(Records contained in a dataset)
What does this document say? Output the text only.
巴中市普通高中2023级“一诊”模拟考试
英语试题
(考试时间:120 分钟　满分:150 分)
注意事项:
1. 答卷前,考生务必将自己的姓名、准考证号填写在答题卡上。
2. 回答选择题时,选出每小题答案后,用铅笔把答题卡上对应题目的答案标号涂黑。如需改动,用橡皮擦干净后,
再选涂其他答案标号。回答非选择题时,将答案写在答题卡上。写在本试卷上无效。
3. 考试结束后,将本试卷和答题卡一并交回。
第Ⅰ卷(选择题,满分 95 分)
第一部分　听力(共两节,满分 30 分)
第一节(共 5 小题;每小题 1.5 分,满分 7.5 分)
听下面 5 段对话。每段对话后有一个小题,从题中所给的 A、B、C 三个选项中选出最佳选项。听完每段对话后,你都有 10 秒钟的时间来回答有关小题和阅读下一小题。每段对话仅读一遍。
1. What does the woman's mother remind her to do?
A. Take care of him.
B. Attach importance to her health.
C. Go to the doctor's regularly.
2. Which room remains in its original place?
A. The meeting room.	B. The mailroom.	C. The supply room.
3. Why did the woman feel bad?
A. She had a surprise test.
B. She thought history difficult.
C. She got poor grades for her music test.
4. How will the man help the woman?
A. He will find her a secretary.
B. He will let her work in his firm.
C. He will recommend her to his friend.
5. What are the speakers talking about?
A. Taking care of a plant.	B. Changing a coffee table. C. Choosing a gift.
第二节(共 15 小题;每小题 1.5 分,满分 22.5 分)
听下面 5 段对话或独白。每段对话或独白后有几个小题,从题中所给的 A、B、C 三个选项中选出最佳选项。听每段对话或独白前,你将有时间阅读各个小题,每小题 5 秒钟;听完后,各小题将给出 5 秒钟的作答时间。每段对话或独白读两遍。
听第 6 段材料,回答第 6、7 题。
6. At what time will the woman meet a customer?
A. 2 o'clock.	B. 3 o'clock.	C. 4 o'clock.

- **Given exercise**
Go through the listing above and restate it word for word.

- **Response to this task**
What does this document say? Output the text only.
巴中市普通高中2023级“一诊”模拟考试
英语试题
(考试时间:120 分钟　满分:150 分)
注意事项:
1. 答卷前,考生务必将自己的姓名、准考证号填写在答题卡上。
2. 回答选择题时,选出每小题答案后,用铅笔把答题卡上对应题目的答案标号涂黑。如需改动,用橡皮擦干净后,
再选涂其他答案标号。回答非选择题时,将答案写在答题卡上。写在本试卷上无效。
3. 考试结束后,将本试卷和答题卡一并交回。
第Ⅰ卷(选择题,满分 95 分)
第一部分　听力(共两节,满分 30 分)
第一节(共 5 小题;每小题 1.5 分,满分 7.5 分)
听下面 5 段对话。每段对话后有一个小题,从题中所给的 A、B、C 三个选项中选出最佳选项。听完每段对话后,你都有 10 秒钟的时间来回答有关小题和阅读下一小题。每段对话仅读一遍。
1. What does the woman's mother remind her to do?
A. Take care of him.
B. Attach importance to her health.
C. Go to the doctor's regularly.
2. Which room remains in its original place?
A. The meeting room.	B. The mailroom.	C. The supply room.
3. Why did the woman feel bad?
A. She had a surprise test.
B. She thought history difficult.
C. She got poor grades for her music test.
4. How will the man help the woman?
A. He will find her a secretary.
B. He will let her work in his firm.
C. He will recommend her to his friend.
5. What are the speakers talking about?
A. Taking care of a plant.	B. Changing a coffee table. C. Choosing a gift.
第二节(共 15 小题;每小题 1.5 分,满分 22.5 分)
听下面 5 段对话或独白。每段对话或独白后有几个小题,从题中所给的 A、B、C 三个选项中选出最佳选项。听每段对话或独白前,你将有时间阅读各个小题,每小题 5 秒钟;听完后,各小题将给出 5 秒钟的作答时间。每段对话或独白读两遍。
听第 6 段材料,回答第 6、7 题。
6. At what time will the woman meet a customer?
A. 2 o'clock.	B. 3 o'clock.	C. 4 o'clock.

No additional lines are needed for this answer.